TASK INSTRUCTIONS.
Collect every line that includes the string "title".

————————

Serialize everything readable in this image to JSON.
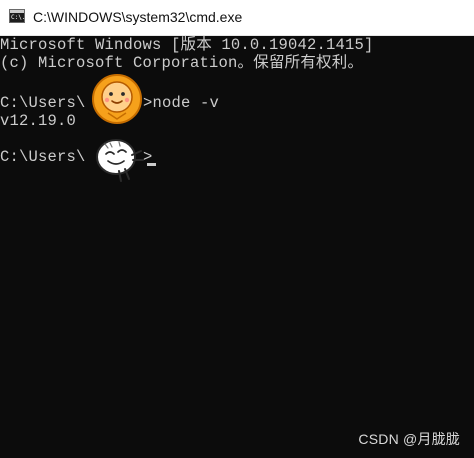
{
  "window": {
    "title": "C:\\WINDOWS\\system32\\cmd.exe",
    "icon": "cmd-window-icon",
    "icon_text": "C:\\."
  },
  "console": {
    "lines": [
      "Microsoft Windows [版本 10.0.19042.1415]",
      "(c) Microsoft Corporation。保留所有权利。",
      "",
      "C:\\Users\\",
      "v12.19.0",
      "",
      "C:\\Users\\"
    ],
    "command_suffix": ">node -v",
    "prompt_suffix": ">",
    "text_color": "#cccccc",
    "background": "#0c0c0c"
  },
  "stickers": {
    "lion": "lion-sticker",
    "smiley": "smiley-face-sticker"
  },
  "watermark": "CSDN @月胧胧"
}
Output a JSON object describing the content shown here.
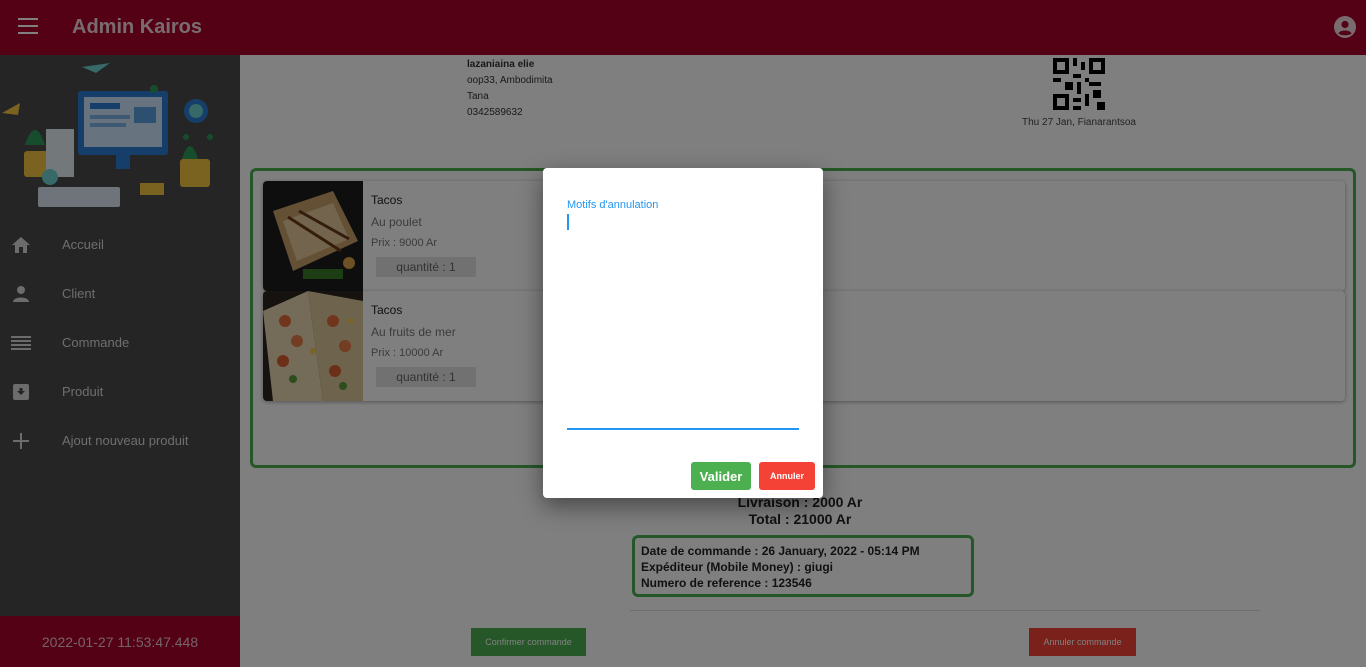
{
  "header": {
    "title": "Admin Kairos",
    "menu_icon": "hamburger-menu-icon",
    "account_icon": "account-circle-icon"
  },
  "sidebar": {
    "items": [
      {
        "label": "Accueil",
        "icon": "home-icon"
      },
      {
        "label": "Client",
        "icon": "person-icon"
      },
      {
        "label": "Commande",
        "icon": "list-icon"
      },
      {
        "label": "Produit",
        "icon": "archive-icon"
      },
      {
        "label": "Ajout nouveau produit",
        "icon": "plus-icon"
      }
    ],
    "footer_datetime": "2022-01-27 11:53:47.448"
  },
  "client": {
    "name": "lazaniaina elie",
    "address": "oop33, Ambodimita",
    "city": "Tana",
    "phone": "0342589632"
  },
  "qr": {
    "caption": "Thu 27 Jan, Fianarantsoa"
  },
  "products": [
    {
      "name": "Tacos",
      "description": "Au poulet",
      "price": "Prix : 9000 Ar",
      "quantity": "quantité : 1"
    },
    {
      "name": "Tacos",
      "description": "Au fruits de mer",
      "price": "Prix : 10000 Ar",
      "quantity": "quantité : 1"
    }
  ],
  "summary": {
    "delivery": "Livraison : 2000 Ar",
    "total": "Total : 21000 Ar"
  },
  "order_meta": {
    "date": "Date de commande : 26 January, 2022 - 05:14 PM",
    "sender": "Expéditeur (Mobile Money) : giugi",
    "reference": "Numero de reference : 123546"
  },
  "actions": {
    "confirm_label": "Confirmer commande",
    "cancel_label": "Annuler commande"
  },
  "dialog": {
    "field_label": "Motifs d'annulation",
    "field_value": "",
    "validate_label": "Valider",
    "cancel_label": "Annuler"
  },
  "colors": {
    "brand": "#a8002b",
    "sidebar": "#4a4a4a",
    "success": "#4caf50",
    "danger": "#f44336",
    "focus": "#2196f3"
  }
}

————————

SOLUTION FOR THIS PROBLEM.
    "title": "C:\\WINDOWS\\system32\\cmd.exe",
    "title": "Admin Kairos",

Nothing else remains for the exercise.